-- DATA FOR THIS TASK --
++++++++
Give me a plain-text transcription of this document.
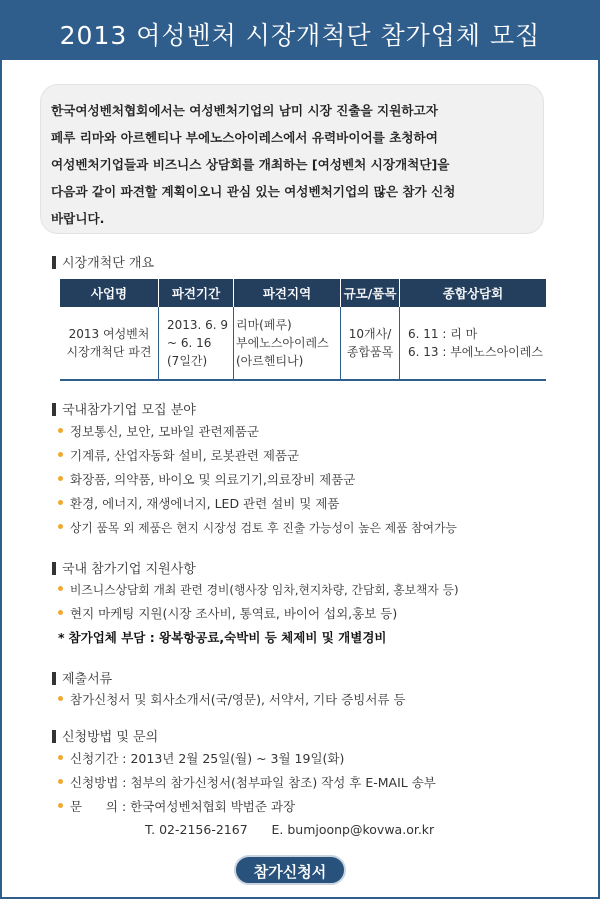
2013 여성벤처 시장개척단 참가업체 모집

한국여성벤처협회에서는 여성벤처기업의 남미 시장 진출을 지원하고자
페루 리마와 아르헨티나 부에노스아이레스에서 유력바이어를 초청하여
여성벤처기업들과 비즈니스 상담회를 개최하는 [여성벤처 시장개척단]을
다음과 같이 파견할 계획이오니 관심 있는 여성벤처기업의 많은 참가 신청
바랍니다.

시장개척단 개요
사업명	파견기간	파견지역	규모/품목	종합상담회
2013 여성벤처
시장개척단 파견	2013. 6. 9
~ 6. 16
(7일간)	리마(페루)
부에노스아이레스
(아르헨티나)	10개사/
종합품목	6. 11 : 리 마
6. 13 : 부에노스아이레스
국내참가기업 모집 분야
정보통신, 보안, 모바일 관련제품군
기계류, 산업자동화 설비, 로봇관련 제품군
화장품, 의약품, 바이오 및 의료기기,의료장비 제품군
환경, 에너지, 재생에너지, LED 관련 설비 및 제품
상기 품목 외 제품은 현지 시장성 검토 후 진출 가능성이 높은 제품 참여가능
국내 참가기업 지원사항
비즈니스상담회 개최 관련 경비(행사장 임차,현지차량, 간담회, 홍보책자 등)
현지 마케팅 지원(시장 조사비, 통역료, 바이어 섭외,홍보 등)
* 참가업체 부담 : 왕복항공료,숙박비 등 체제비 및 개별경비
제출서류
참가신청서 및 회사소개서(국/영문), 서약서, 기타 증빙서류 등
신청방법 및 문의
신청기간 : 2013년 2월 25일(월) ~ 3월 19일(화)
신청방법 : 첨부의 참가신청서(첨부파일 참조) 작성 후 E-MAIL 송부
문      의 : 한국여성벤처협회 박범준 과장
T. 02-2156-2167      E. bumjoonp@kovwa.or.kr
참가신청서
++++++++
-- INSTRUCTIONS FOR THE TASK --
Transcribe the whole listing exactly. Pictures stay out of your copy.

-- FINAL ANSWER --
Give me a plain-text transcription of this document.
2013 여성벤처 시장개척단 참가업체 모집

한국여성벤처협회에서는 여성벤처기업의 남미 시장 진출을 지원하고자
페루 리마와 아르헨티나 부에노스아이레스에서 유력바이어를 초청하여
여성벤처기업들과 비즈니스 상담회를 개최하는 [여성벤처 시장개척단]을
다음과 같이 파견할 계획이오니 관심 있는 여성벤처기업의 많은 참가 신청
바랍니다.

시장개척단 개요
사업명	파견기간	파견지역	규모/품목	종합상담회
2013 여성벤처
시장개척단 파견	2013. 6. 9
~ 6. 16
(7일간)	리마(페루)
부에노스아이레스
(아르헨티나)	10개사/
종합품목	6. 11 : 리 마
6. 13 : 부에노스아이레스
국내참가기업 모집 분야
정보통신, 보안, 모바일 관련제품군
기계류, 산업자동화 설비, 로봇관련 제품군
화장품, 의약품, 바이오 및 의료기기,의료장비 제품군
환경, 에너지, 재생에너지, LED 관련 설비 및 제품
상기 품목 외 제품은 현지 시장성 검토 후 진출 가능성이 높은 제품 참여가능
국내 참가기업 지원사항
비즈니스상담회 개최 관련 경비(행사장 임차,현지차량, 간담회, 홍보책자 등)
현지 마케팅 지원(시장 조사비, 통역료, 바이어 섭외,홍보 등)
* 참가업체 부담 : 왕복항공료,숙박비 등 체제비 및 개별경비
제출서류
참가신청서 및 회사소개서(국/영문), 서약서, 기타 증빙서류 등
신청방법 및 문의
신청기간 : 2013년 2월 25일(월) ~ 3월 19일(화)
신청방법 : 첨부의 참가신청서(첨부파일 참조) 작성 후 E-MAIL 송부
문      의 : 한국여성벤처협회 박범준 과장
T. 02-2156-2167      E. bumjoonp@kovwa.or.kr
참가신청서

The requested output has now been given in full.